What is being asked —
Transcribe every entry word for word, but skip the images.

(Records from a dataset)
----------

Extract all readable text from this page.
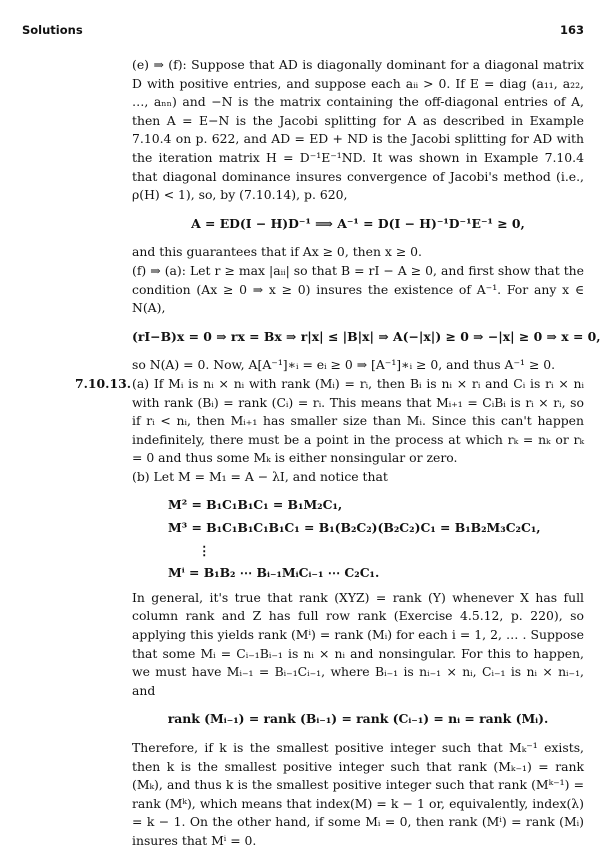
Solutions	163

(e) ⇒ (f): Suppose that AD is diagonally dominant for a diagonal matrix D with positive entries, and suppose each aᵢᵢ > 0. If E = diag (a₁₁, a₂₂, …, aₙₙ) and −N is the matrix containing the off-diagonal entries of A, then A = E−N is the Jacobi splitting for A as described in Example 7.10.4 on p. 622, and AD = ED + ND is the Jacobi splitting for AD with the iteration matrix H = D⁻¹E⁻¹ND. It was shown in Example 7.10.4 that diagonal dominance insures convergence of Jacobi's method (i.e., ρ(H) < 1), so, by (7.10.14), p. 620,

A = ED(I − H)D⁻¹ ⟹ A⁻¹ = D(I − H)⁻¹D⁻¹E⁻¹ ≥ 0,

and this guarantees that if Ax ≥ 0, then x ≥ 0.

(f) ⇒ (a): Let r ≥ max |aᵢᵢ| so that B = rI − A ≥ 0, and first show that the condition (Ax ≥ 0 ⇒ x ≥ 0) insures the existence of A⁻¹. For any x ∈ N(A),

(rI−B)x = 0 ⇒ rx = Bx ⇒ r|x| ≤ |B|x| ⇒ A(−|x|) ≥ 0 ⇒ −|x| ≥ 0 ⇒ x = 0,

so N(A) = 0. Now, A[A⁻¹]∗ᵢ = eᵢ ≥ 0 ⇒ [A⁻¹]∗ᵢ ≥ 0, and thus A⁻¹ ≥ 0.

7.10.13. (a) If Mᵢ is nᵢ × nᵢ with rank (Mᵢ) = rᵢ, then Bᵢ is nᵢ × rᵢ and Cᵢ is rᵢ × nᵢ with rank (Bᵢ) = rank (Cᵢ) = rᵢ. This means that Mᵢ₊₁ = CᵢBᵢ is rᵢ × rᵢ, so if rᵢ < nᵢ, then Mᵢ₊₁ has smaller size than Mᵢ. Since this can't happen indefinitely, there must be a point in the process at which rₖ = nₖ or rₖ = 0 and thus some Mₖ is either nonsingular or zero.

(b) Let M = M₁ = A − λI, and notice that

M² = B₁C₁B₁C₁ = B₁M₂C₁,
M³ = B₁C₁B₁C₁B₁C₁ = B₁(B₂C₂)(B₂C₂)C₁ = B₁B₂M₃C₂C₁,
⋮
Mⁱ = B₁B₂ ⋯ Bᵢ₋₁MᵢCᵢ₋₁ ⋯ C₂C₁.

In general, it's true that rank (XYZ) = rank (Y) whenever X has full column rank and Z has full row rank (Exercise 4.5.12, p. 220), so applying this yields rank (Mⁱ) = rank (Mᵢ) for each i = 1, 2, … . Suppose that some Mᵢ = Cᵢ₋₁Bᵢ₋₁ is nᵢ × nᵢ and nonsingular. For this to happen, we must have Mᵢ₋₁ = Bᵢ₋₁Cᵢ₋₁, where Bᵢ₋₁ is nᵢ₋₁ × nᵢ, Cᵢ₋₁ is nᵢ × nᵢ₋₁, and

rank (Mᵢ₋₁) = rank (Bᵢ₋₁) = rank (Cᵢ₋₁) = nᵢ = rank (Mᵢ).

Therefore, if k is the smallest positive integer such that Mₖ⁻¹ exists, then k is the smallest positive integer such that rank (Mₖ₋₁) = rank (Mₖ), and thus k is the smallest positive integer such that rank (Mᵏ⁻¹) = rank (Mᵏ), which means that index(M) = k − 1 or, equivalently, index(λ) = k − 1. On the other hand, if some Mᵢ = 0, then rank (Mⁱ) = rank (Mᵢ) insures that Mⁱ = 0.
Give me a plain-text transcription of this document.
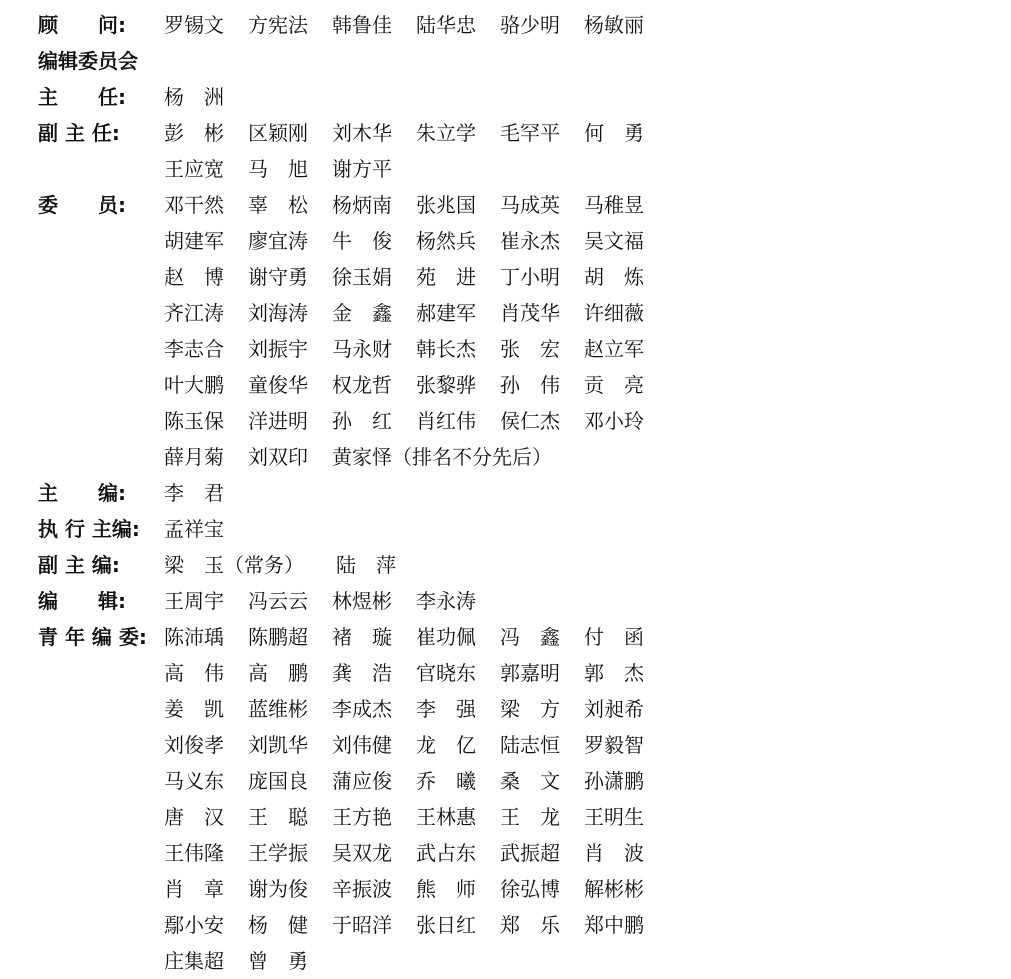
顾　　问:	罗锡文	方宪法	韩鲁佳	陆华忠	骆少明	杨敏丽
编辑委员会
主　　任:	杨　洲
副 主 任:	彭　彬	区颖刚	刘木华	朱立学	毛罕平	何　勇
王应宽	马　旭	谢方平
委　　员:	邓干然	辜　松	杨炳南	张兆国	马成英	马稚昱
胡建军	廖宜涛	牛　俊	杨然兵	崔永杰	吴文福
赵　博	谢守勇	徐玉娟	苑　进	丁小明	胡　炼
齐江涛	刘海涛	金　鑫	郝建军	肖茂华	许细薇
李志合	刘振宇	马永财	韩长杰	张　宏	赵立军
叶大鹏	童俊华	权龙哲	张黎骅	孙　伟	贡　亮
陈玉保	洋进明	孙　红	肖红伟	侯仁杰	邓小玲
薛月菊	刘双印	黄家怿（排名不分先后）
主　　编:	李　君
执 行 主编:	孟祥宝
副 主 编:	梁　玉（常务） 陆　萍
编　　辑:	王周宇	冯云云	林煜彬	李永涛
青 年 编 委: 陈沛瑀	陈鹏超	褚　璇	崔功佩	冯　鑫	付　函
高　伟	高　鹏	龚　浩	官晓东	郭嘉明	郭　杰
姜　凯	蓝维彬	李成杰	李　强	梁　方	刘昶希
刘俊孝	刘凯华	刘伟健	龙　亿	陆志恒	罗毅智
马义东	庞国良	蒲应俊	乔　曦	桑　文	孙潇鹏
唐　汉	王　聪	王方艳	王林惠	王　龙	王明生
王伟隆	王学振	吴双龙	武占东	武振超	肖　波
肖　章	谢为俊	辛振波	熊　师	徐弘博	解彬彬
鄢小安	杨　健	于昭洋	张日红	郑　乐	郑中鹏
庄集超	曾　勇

----------

Exercise result —
Extract all readable text from this page.
Solutions	163

(e) ⇒ (f): Suppose that AD is diagonally dominant for a diagonal matrix D with positive entries, and suppose each aᵢᵢ > 0. If E = diag (a₁₁, a₂₂, …, aₙₙ) and −N is the matrix containing the off-diagonal entries of A, then A = E−N is the Jacobi splitting for A as described in Example 7.10.4 on p. 622, and AD = ED + ND is the Jacobi splitting for AD with the iteration matrix H = D⁻¹E⁻¹ND. It was shown in Example 7.10.4 that diagonal dominance insures convergence of Jacobi's method (i.e., ρ(H) < 1), so, by (7.10.14), p. 620,

A = ED(I − H)D⁻¹ ⟹ A⁻¹ = D(I − H)⁻¹D⁻¹E⁻¹ ≥ 0,

and this guarantees that if Ax ≥ 0, then x ≥ 0.

(f) ⇒ (a): Let r ≥ max |aᵢᵢ| so that B = rI − A ≥ 0, and first show that the condition (Ax ≥ 0 ⇒ x ≥ 0) insures the existence of A⁻¹. For any x ∈ N(A),

(rI−B)x = 0 ⇒ rx = Bx ⇒ r|x| ≤ |B|x| ⇒ A(−|x|) ≥ 0 ⇒ −|x| ≥ 0 ⇒ x = 0,

so N(A) = 0. Now, A[A⁻¹]∗ᵢ = eᵢ ≥ 0 ⇒ [A⁻¹]∗ᵢ ≥ 0, and thus A⁻¹ ≥ 0.

7.10.13. (a) If Mᵢ is nᵢ × nᵢ with rank (Mᵢ) = rᵢ, then Bᵢ is nᵢ × rᵢ and Cᵢ is rᵢ × nᵢ with rank (Bᵢ) = rank (Cᵢ) = rᵢ. This means that Mᵢ₊₁ = CᵢBᵢ is rᵢ × rᵢ, so if rᵢ < nᵢ, then Mᵢ₊₁ has smaller size than Mᵢ. Since this can't happen indefinitely, there must be a point in the process at which rₖ = nₖ or rₖ = 0 and thus some Mₖ is either nonsingular or zero.

(b) Let M = M₁ = A − λI, and notice that

M² = B₁C₁B₁C₁ = B₁M₂C₁,
M³ = B₁C₁B₁C₁B₁C₁ = B₁(B₂C₂)(B₂C₂)C₁ = B₁B₂M₃C₂C₁,
⋮
Mⁱ = B₁B₂ ⋯ Bᵢ₋₁MᵢCᵢ₋₁ ⋯ C₂C₁.

In general, it's true that rank (XYZ) = rank (Y) whenever X has full column rank and Z has full row rank (Exercise 4.5.12, p. 220), so applying this yields rank (Mⁱ) = rank (Mᵢ) for each i = 1, 2, … . Suppose that some Mᵢ = Cᵢ₋₁Bᵢ₋₁ is nᵢ × nᵢ and nonsingular. For this to happen, we must have Mᵢ₋₁ = Bᵢ₋₁Cᵢ₋₁, where Bᵢ₋₁ is nᵢ₋₁ × nᵢ, Cᵢ₋₁ is nᵢ × nᵢ₋₁, and

rank (Mᵢ₋₁) = rank (Bᵢ₋₁) = rank (Cᵢ₋₁) = nᵢ = rank (Mᵢ).

Therefore, if k is the smallest positive integer such that Mₖ⁻¹ exists, then k is the smallest positive integer such that rank (Mₖ₋₁) = rank (Mₖ), and thus k is the smallest positive integer such that rank (Mᵏ⁻¹) = rank (Mᵏ), which means that index(M) = k − 1 or, equivalently, index(λ) = k − 1. On the other hand, if some Mᵢ = 0, then rank (Mⁱ) = rank (Mᵢ) insures that Mⁱ = 0.
Give me a plain-text transcription of this document.
顾　　问:	罗锡文	方宪法	韩鲁佳	陆华忠	骆少明	杨敏丽
编辑委员会
主　　任:	杨　洲
副 主 任:	彭　彬	区颖刚	刘木华	朱立学	毛罕平	何　勇
王应宽	马　旭	谢方平
委　　员:	邓干然	辜　松	杨炳南	张兆国	马成英	马稚昱
胡建军	廖宜涛	牛　俊	杨然兵	崔永杰	吴文福
赵　博	谢守勇	徐玉娟	苑　进	丁小明	胡　炼
齐江涛	刘海涛	金　鑫	郝建军	肖茂华	许细薇
李志合	刘振宇	马永财	韩长杰	张　宏	赵立军
叶大鹏	童俊华	权龙哲	张黎骅	孙　伟	贡　亮
陈玉保	洋进明	孙　红	肖红伟	侯仁杰	邓小玲
薛月菊	刘双印	黄家怿（排名不分先后）
主　　编:	李　君
执 行 主编:	孟祥宝
副 主 编:	梁　玉（常务） 陆　萍
编　　辑:	王周宇	冯云云	林煜彬	李永涛
青 年 编 委: 陈沛瑀	陈鹏超	褚　璇	崔功佩	冯　鑫	付　函
高　伟	高　鹏	龚　浩	官晓东	郭嘉明	郭　杰
姜　凯	蓝维彬	李成杰	李　强	梁　方	刘昶希
刘俊孝	刘凯华	刘伟健	龙　亿	陆志恒	罗毅智
马义东	庞国良	蒲应俊	乔　曦	桑　文	孙潇鹏
唐　汉	王　聪	王方艳	王林惠	王　龙	王明生
王伟隆	王学振	吴双龙	武占东	武振超	肖　波
肖　章	谢为俊	辛振波	熊　师	徐弘博	解彬彬
鄢小安	杨　健	于昭洋	张日红	郑　乐	郑中鹏
庄集超	曾　勇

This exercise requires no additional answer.